Problem description:
Write out the material exactly, leaving every picture behind.

[Extracted records]

= = = = = = =

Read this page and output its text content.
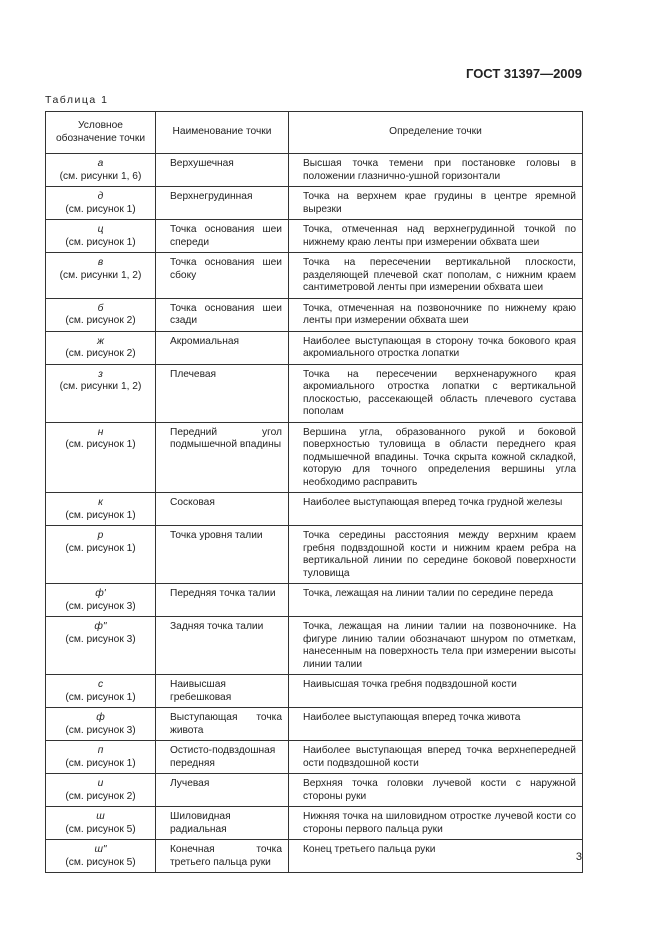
ГОСТ 31397—2009
Таблица 1
Условное обозначение точки	Наименование точки	Определение точки

а
(см. рисунки 1, 6)	Верхушечная	Высшая точка темени при постановке головы в положении глазнично-ушной горизонтали

д
(см. рисунок 1)	Верхнегрудинная	Точка на верхнем крае грудины в центре яремной вырезки

ц
(см. рисунок 1)	Точка основания шеи спереди	Точка, отмеченная над верхнегрудинной точкой по нижнему краю ленты при измерении обхвата шеи

в
(см. рисунки 1, 2)	Точка основания шеи сбоку	Точка на пересечении вертикальной плоскости, разделяющей плечевой скат пополам, с нижним краем сантиметровой ленты при измерении обхвата шеи

б
(см. рисунок 2)	Точка основания шеи сзади	Точка, отмеченная на позвоночнике по нижнему краю ленты при измерении обхвата шеи

ж
(см. рисунок 2)	Акромиальная	Наиболее выступающая в сторону точка бокового края акромиального отростка лопатки

з
(см. рисунки 1, 2)	Плечевая	Точка на пересечении верхненаружного края акромиального отростка лопатки с вертикальной плоскостью, рассекающей область плечевого сустава пополам

н
(см. рисунок 1)	Передний угол подмышечной впадины	Вершина угла, образованного рукой и боковой поверхностью туловища в области переднего края подмышечной впадины. Точка скрыта кожной складкой, которую для точного определения вершины угла необходимо расправить

к
(см. рисунок 1)	Сосковая	Наиболее выступающая вперед точка грудной железы

р
(см. рисунок 1)	Точка уровня талии	Точка середины расстояния между верхним краем гребня подвздошной кости и нижним краем ребра на вертикальной линии по середине боковой поверхности туловища

ф'
(см. рисунок 3)	Передняя точка талии	Точка, лежащая на линии талии по середине переда

ф"
(см. рисунок 3)	Задняя точка талии	Точка, лежащая на линии талии на позвоночнике. На фигуре линию талии обозначают шнуром по отметкам, нанесенным на поверхность тела при измерении высоты линии талии

с
(см. рисунок 1)	Наивысшая гребешковая	Наивысшая точка гребня подвздошной кости

ф
(см. рисунок 3)	Выступающая точка живота	Наиболее выступающая вперед точка живота

п
(см. рисунок 1)	Остисто-подвздошная передняя	Наиболее выступающая вперед точка верхнепередней ости подвздошной кости

и
(см. рисунок 2)	Лучевая	Верхняя точка головки лучевой кости с наружной стороны руки

ш
(см. рисунок 5)	Шиловидная радиальная	Нижняя точка на шиловидном отростке лучевой кости со стороны первого пальца руки

ш"
(см. рисунок 5)	Конечная точка третьего пальца руки	Конец третьего пальца руки
3
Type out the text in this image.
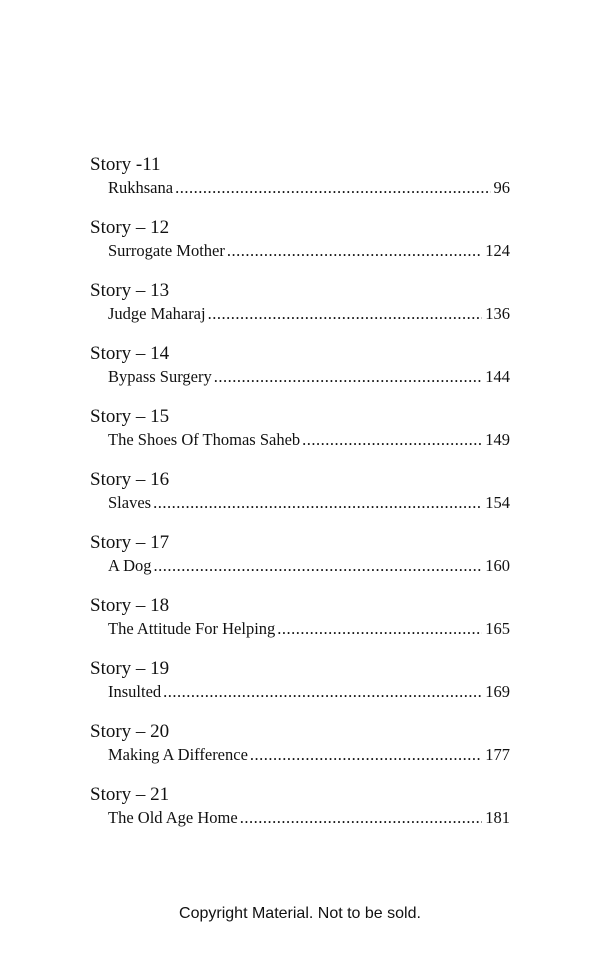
Story -11
Rukhsana .....	96
Story – 12
Surrogate Mother .....	124
Story – 13
Judge Maharaj .....	136
Story – 14
Bypass Surgery .....	144
Story – 15
The Shoes Of Thomas Saheb .....	149
Story – 16
Slaves .....	154
Story – 17
A Dog .....	160
Story – 18
The Attitude For Helping .....	165
Story – 19
Insulted .....	169
Story – 20
Making A Difference .....	177
Story – 21
The Old Age Home .....	181
Copyright Material. Not to be sold.
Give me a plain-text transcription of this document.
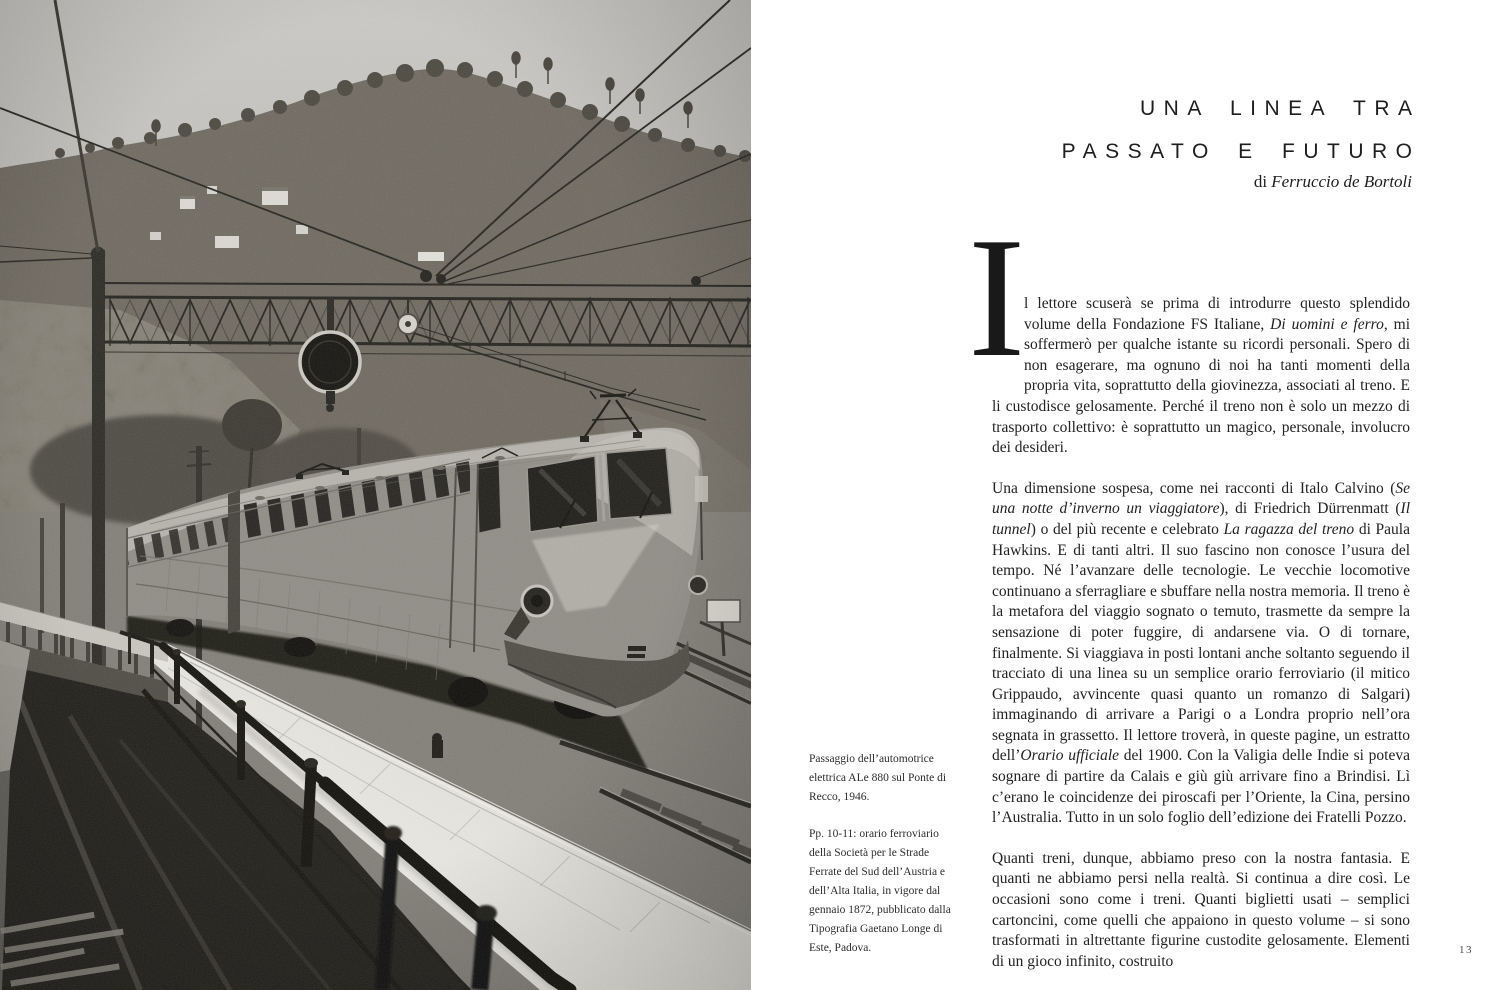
UNA LINEA TRA
PASSATO E FUTURO
di Ferruccio de Bortoli
I

l lettore scuserà se prima di introdurre questo splendido volume della Fondazione FS Italiane, Di uomini e ferro, mi soffermerò per qualche istante su ricordi personali. Spero di non esagerare, ma ognuno di noi ha tanti momenti della propria vita, soprattutto della giovinezza, associati al treno. E li custodisce gelosamente. Perché il treno non è solo un mezzo di trasporto collettivo: è soprattutto un magico, personale, involucro dei desideri.

Una dimensione sospesa, come nei racconti di Italo Calvino (Se una notte d’inverno un viaggiatore), di Friedrich Dürrenmatt (Il tunnel) o del più recente e celebrato La ragazza del treno di Paula Hawkins. E di tanti altri. Il suo fascino non conosce l’usura del tempo. Né l’avanzare delle tecnologie. Le vecchie locomotive continuano a sferragliare e sbuffare nella nostra memoria. Il treno è la metafora del viaggio sognato o temuto, trasmette da sempre la sensazione di poter fuggire, di andarsene via. O di tornare, finalmente. Si viaggiava in posti lontani anche soltanto seguendo il tracciato di una linea su un semplice orario ferroviario (il mitico Grippaudo, avvincente quasi quanto un romanzo di Salgari) immaginando di arrivare a Parigi o a Londra proprio nell’ora segnata in grassetto. Il lettore troverà, in queste pagine, un estratto dell’Orario ufficiale del 1900. Con la Valigia delle Indie si poteva sognare di partire da Calais e giù giù arrivare fino a Brindisi. Lì c’erano le coincidenze dei piroscafi per l’Oriente, la Cina, persino l’Australia. Tutto in un solo foglio dell’edizione dei Fratelli Pozzo.

Quanti treni, dunque, abbiamo preso con la nostra fantasia. E quanti ne abbiamo persi nella realtà. Si continua a dire così. Le occasioni sono come i treni. Quanti biglietti usati – semplici cartoncini, come quelli che appaiono in questo volume – si sono trasformati in altrettante figurine custodite gelosamente. Elementi di un gioco infinito, costruito

Passaggio dell’automotrice elettrica ALe 880 sul Ponte di Recco, 1946.

Pp. 10-11: orario ferroviario della Società per le Strade Ferrate del Sud dell’Austria e dell’Alta Italia, in vigore dal gennaio 1872, pubblicato dalla Tipografia Gaetano Longe di Este, Padova.	13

= = = = = = =

Output for this exercise:
Read this page and output its text content.
ГОСТ 31397—2009
Таблица 1
Условное обозначение точки	Наименование точки	Определение точки

а
(см. рисунки 1, 6)	Верхушечная	Высшая точка темени при постановке головы в положении глазнично-ушной горизонтали

д
(см. рисунок 1)	Верхнегрудинная	Точка на верхнем крае грудины в центре яремной вырезки

ц
(см. рисунок 1)	Точка основания шеи спереди	Точка, отмеченная над верхнегрудинной точкой по нижнему краю ленты при измерении обхвата шеи

в
(см. рисунки 1, 2)	Точка основания шеи сбоку	Точка на пересечении вертикальной плоскости, разделяющей плечевой скат пополам, с нижним краем сантиметровой ленты при измерении обхвата шеи

б
(см. рисунок 2)	Точка основания шеи сзади	Точка, отмеченная на позвоночнике по нижнему краю ленты при измерении обхвата шеи

ж
(см. рисунок 2)	Акромиальная	Наиболее выступающая в сторону точка бокового края акромиального отростка лопатки

з
(см. рисунки 1, 2)	Плечевая	Точка на пересечении верхненаружного края акромиального отростка лопатки с вертикальной плоскостью, рассекающей область плечевого сустава пополам

н
(см. рисунок 1)	Передний угол подмышечной впадины	Вершина угла, образованного рукой и боковой поверхностью туловища в области переднего края подмышечной впадины. Точка скрыта кожной складкой, которую для точного определения вершины угла необходимо расправить

к
(см. рисунок 1)	Сосковая	Наиболее выступающая вперед точка грудной железы

р
(см. рисунок 1)	Точка уровня талии	Точка середины расстояния между верхним краем гребня подвздошной кости и нижним краем ребра на вертикальной линии по середине боковой поверхности туловища

ф'
(см. рисунок 3)	Передняя точка талии	Точка, лежащая на линии талии по середине переда

ф"
(см. рисунок 3)	Задняя точка талии	Точка, лежащая на линии талии на позвоночнике. На фигуре линию талии обозначают шнуром по отметкам, нанесенным на поверхность тела при измерении высоты линии талии

с
(см. рисунок 1)	Наивысшая гребешковая	Наивысшая точка гребня подвздошной кости

ф
(см. рисунок 3)	Выступающая точка живота	Наиболее выступающая вперед точка живота

п
(см. рисунок 1)	Остисто-подвздошная передняя	Наиболее выступающая вперед точка верхнепередней ости подвздошной кости

и
(см. рисунок 2)	Лучевая	Верхняя точка головки лучевой кости с наружной стороны руки

ш
(см. рисунок 5)	Шиловидная радиальная	Нижняя точка на шиловидном отростке лучевой кости со стороны первого пальца руки

ш"
(см. рисунок 5)	Конечная точка третьего пальца руки	Конец третьего пальца руки
3
Type out the text in this image.
Story -11
Rukhsana .....	96
Story – 12
Surrogate Mother .....	124
Story – 13
Judge Maharaj .....	136
Story – 14
Bypass Surgery .....	144
Story – 15
The Shoes Of Thomas Saheb .....	149
Story – 16
Slaves .....	154
Story – 17
A Dog .....	160
Story – 18
The Attitude For Helping .....	165
Story – 19
Insulted .....	169
Story – 20
Making A Difference .....	177
Story – 21
The Old Age Home .....	181
Copyright Material. Not to be sold.
Give me a plain-text transcription of this document.
UNA LINEA TRA
PASSATO E FUTURO
di Ferruccio de Bortoli
I

l lettore scuserà se prima di introdurre questo splendido volume della Fondazione FS Italiane, Di uomini e ferro, mi soffermerò per qualche istante su ricordi personali. Spero di non esagerare, ma ognuno di noi ha tanti momenti della propria vita, soprattutto della giovinezza, associati al treno. E li custodisce gelosamente. Perché il treno non è solo un mezzo di trasporto collettivo: è soprattutto un magico, personale, involucro dei desideri.

Una dimensione sospesa, come nei racconti di Italo Calvino (Se una notte d’inverno un viaggiatore), di Friedrich Dürrenmatt (Il tunnel) o del più recente e celebrato La ragazza del treno di Paula Hawkins. E di tanti altri. Il suo fascino non conosce l’usura del tempo. Né l’avanzare delle tecnologie. Le vecchie locomotive continuano a sferragliare e sbuffare nella nostra memoria. Il treno è la metafora del viaggio sognato o temuto, trasmette da sempre la sensazione di poter fuggire, di andarsene via. O di tornare, finalmente. Si viaggiava in posti lontani anche soltanto seguendo il tracciato di una linea su un semplice orario ferroviario (il mitico Grippaudo, avvincente quasi quanto un romanzo di Salgari) immaginando di arrivare a Parigi o a Londra proprio nell’ora segnata in grassetto. Il lettore troverà, in queste pagine, un estratto dell’Orario ufficiale del 1900. Con la Valigia delle Indie si poteva sognare di partire da Calais e giù giù arrivare fino a Brindisi. Lì c’erano le coincidenze dei piroscafi per l’Oriente, la Cina, persino l’Australia. Tutto in un solo foglio dell’edizione dei Fratelli Pozzo.

Quanti treni, dunque, abbiamo preso con la nostra fantasia. E quanti ne abbiamo persi nella realtà. Si continua a dire così. Le occasioni sono come i treni. Quanti biglietti usati – semplici cartoncini, come quelli che appaiono in questo volume – si sono trasformati in altrettante figurine custodite gelosamente. Elementi di un gioco infinito, costruito

Passaggio dell’automotrice elettrica ALe 880 sul Ponte di Recco, 1946.

Pp. 10-11: orario ferroviario della Società per le Strade Ferrate del Sud dell’Austria e dell’Alta Italia, in vigore dal gennaio 1872, pubblicato dalla Tipografia Gaetano Longe di Este, Padova.	13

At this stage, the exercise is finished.